Start of Data provided

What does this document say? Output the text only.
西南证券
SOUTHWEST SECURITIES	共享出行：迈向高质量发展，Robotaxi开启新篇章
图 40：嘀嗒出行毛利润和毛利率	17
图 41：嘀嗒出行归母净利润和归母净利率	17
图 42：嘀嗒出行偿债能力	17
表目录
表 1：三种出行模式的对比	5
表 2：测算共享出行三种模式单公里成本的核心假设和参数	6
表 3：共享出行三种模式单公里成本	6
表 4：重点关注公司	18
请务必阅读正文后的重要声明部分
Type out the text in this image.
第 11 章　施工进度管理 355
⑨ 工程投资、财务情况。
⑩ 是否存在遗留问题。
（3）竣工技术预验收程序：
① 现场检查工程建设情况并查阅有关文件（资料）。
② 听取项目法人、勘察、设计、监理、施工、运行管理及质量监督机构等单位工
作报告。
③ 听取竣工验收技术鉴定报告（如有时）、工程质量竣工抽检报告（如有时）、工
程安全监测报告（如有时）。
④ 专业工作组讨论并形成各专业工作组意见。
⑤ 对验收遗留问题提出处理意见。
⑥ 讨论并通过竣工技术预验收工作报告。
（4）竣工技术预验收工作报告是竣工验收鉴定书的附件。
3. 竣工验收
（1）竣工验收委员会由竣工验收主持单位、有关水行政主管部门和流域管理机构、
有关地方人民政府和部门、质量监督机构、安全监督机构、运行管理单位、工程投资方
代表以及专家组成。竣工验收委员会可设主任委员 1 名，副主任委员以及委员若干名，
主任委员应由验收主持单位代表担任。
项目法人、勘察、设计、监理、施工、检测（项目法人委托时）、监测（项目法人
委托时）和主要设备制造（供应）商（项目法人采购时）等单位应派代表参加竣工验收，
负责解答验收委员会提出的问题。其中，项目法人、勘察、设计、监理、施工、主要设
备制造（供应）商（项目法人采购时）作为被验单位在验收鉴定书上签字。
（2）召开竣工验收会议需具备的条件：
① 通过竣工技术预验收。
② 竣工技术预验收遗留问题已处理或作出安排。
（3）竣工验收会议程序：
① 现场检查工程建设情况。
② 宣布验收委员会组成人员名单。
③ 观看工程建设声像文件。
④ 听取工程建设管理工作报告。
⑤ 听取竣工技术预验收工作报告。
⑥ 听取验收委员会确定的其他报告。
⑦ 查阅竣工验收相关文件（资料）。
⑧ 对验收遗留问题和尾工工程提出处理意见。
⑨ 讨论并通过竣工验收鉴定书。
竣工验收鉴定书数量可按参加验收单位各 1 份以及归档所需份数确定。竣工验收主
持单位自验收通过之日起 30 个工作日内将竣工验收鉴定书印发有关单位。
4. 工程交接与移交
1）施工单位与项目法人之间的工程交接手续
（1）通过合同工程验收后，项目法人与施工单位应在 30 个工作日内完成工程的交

End of Data provided

- Given exercise
Would you give the material above again, complete and exact?

- Exercise result
What does this document say? Output the text only.
西南证券
SOUTHWEST SECURITIES	共享出行：迈向高质量发展，Robotaxi开启新篇章
图 40：嘀嗒出行毛利润和毛利率	17
图 41：嘀嗒出行归母净利润和归母净利率	17
图 42：嘀嗒出行偿债能力	17
表目录
表 1：三种出行模式的对比	5
表 2：测算共享出行三种模式单公里成本的核心假设和参数	6
表 3：共享出行三种模式单公里成本	6
表 4：重点关注公司	18
请务必阅读正文后的重要声明部分
Type out the text in this image.
第 11 章　施工进度管理 355
⑨ 工程投资、财务情况。
⑩ 是否存在遗留问题。
（3）竣工技术预验收程序：
① 现场检查工程建设情况并查阅有关文件（资料）。
② 听取项目法人、勘察、设计、监理、施工、运行管理及质量监督机构等单位工
作报告。
③ 听取竣工验收技术鉴定报告（如有时）、工程质量竣工抽检报告（如有时）、工
程安全监测报告（如有时）。
④ 专业工作组讨论并形成各专业工作组意见。
⑤ 对验收遗留问题提出处理意见。
⑥ 讨论并通过竣工技术预验收工作报告。
（4）竣工技术预验收工作报告是竣工验收鉴定书的附件。
3. 竣工验收
（1）竣工验收委员会由竣工验收主持单位、有关水行政主管部门和流域管理机构、
有关地方人民政府和部门、质量监督机构、安全监督机构、运行管理单位、工程投资方
代表以及专家组成。竣工验收委员会可设主任委员 1 名，副主任委员以及委员若干名，
主任委员应由验收主持单位代表担任。
项目法人、勘察、设计、监理、施工、检测（项目法人委托时）、监测（项目法人
委托时）和主要设备制造（供应）商（项目法人采购时）等单位应派代表参加竣工验收，
负责解答验收委员会提出的问题。其中，项目法人、勘察、设计、监理、施工、主要设
备制造（供应）商（项目法人采购时）作为被验单位在验收鉴定书上签字。
（2）召开竣工验收会议需具备的条件：
① 通过竣工技术预验收。
② 竣工技术预验收遗留问题已处理或作出安排。
（3）竣工验收会议程序：
① 现场检查工程建设情况。
② 宣布验收委员会组成人员名单。
③ 观看工程建设声像文件。
④ 听取工程建设管理工作报告。
⑤ 听取竣工技术预验收工作报告。
⑥ 听取验收委员会确定的其他报告。
⑦ 查阅竣工验收相关文件（资料）。
⑧ 对验收遗留问题和尾工工程提出处理意见。
⑨ 讨论并通过竣工验收鉴定书。
竣工验收鉴定书数量可按参加验收单位各 1 份以及归档所需份数确定。竣工验收主
持单位自验收通过之日起 30 个工作日内将竣工验收鉴定书印发有关单位。
4. 工程交接与移交
1）施工单位与项目法人之间的工程交接手续
（1）通过合同工程验收后，项目法人与施工单位应在 30 个工作日内完成工程的交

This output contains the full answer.